─── Given data ───

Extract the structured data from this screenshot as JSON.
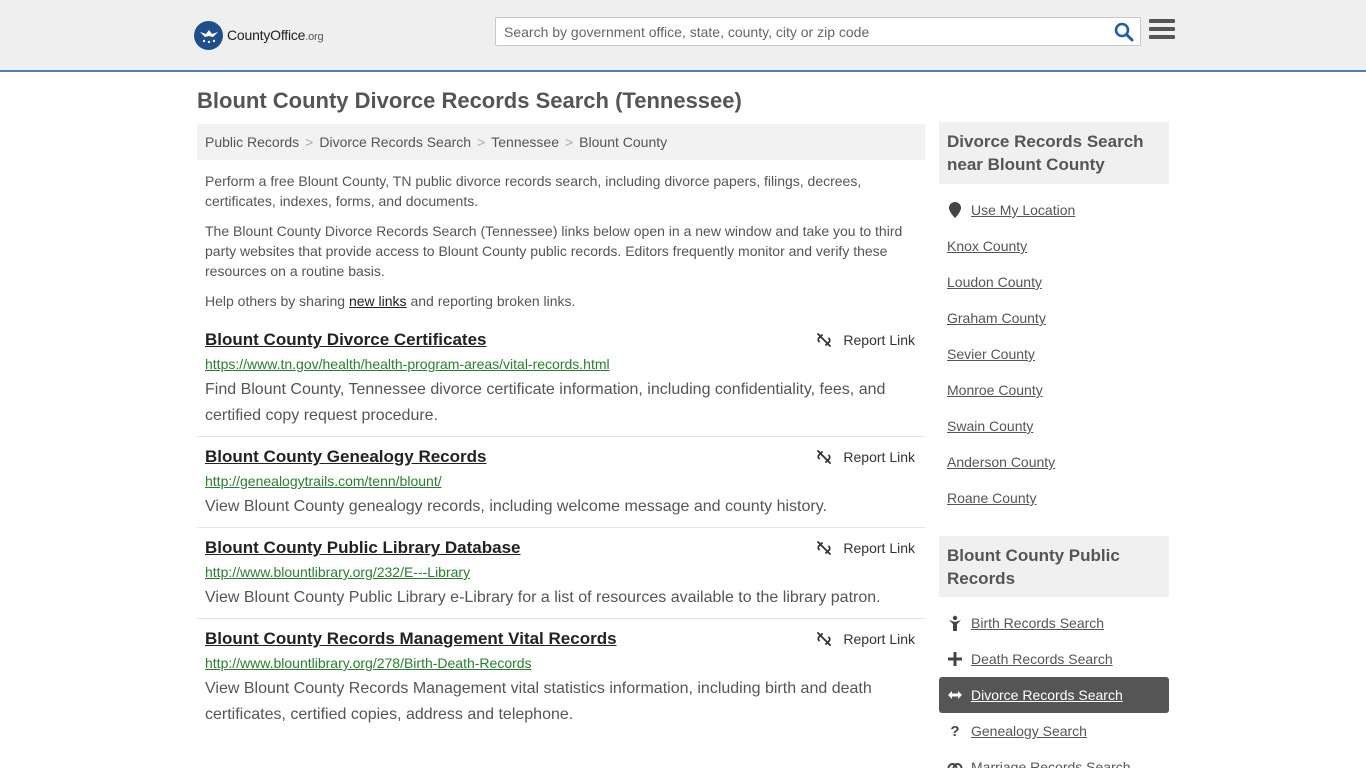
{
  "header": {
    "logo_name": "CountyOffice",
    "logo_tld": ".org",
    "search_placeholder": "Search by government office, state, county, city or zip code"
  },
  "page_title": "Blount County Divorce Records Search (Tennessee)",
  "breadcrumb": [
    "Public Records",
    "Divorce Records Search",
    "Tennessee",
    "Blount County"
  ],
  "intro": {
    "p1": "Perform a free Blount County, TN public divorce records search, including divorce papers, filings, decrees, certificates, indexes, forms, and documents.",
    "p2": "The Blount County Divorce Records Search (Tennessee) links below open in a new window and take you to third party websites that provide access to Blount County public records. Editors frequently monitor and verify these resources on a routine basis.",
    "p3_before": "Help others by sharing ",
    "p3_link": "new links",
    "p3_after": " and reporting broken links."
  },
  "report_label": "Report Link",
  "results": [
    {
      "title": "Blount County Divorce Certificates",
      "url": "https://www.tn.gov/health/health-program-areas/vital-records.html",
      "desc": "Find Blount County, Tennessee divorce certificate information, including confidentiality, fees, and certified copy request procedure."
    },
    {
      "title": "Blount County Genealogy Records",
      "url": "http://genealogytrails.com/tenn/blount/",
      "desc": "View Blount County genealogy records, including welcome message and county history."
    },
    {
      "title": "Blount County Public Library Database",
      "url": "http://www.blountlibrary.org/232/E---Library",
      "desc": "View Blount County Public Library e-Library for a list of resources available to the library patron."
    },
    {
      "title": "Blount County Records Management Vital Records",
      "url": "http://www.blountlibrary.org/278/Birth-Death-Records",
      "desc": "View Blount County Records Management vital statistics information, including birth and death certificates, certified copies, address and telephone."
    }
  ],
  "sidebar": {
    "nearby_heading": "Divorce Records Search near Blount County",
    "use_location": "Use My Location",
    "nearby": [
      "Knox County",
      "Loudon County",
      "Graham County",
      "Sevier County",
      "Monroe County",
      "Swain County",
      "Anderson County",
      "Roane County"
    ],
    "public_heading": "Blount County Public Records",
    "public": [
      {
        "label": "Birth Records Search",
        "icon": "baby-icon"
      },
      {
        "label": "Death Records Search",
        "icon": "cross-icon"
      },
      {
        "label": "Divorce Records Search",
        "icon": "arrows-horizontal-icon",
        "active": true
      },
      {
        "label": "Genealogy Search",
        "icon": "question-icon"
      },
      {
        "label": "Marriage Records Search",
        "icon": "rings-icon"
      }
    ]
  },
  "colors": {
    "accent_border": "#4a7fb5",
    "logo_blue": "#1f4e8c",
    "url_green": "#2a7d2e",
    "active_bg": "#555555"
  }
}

───

#### Aim:
Extract each line from the listing that holds the word "View".

#### Response below:
      "desc": "View Blount County genealogy records, including welcome message and county history."
      "desc": "View Blount County Public Library e-Library for a list of resources available to the library patron."
      "desc": "View Blount County Records Management vital statistics information, including birth and death certificates, certified copies, address and telephone."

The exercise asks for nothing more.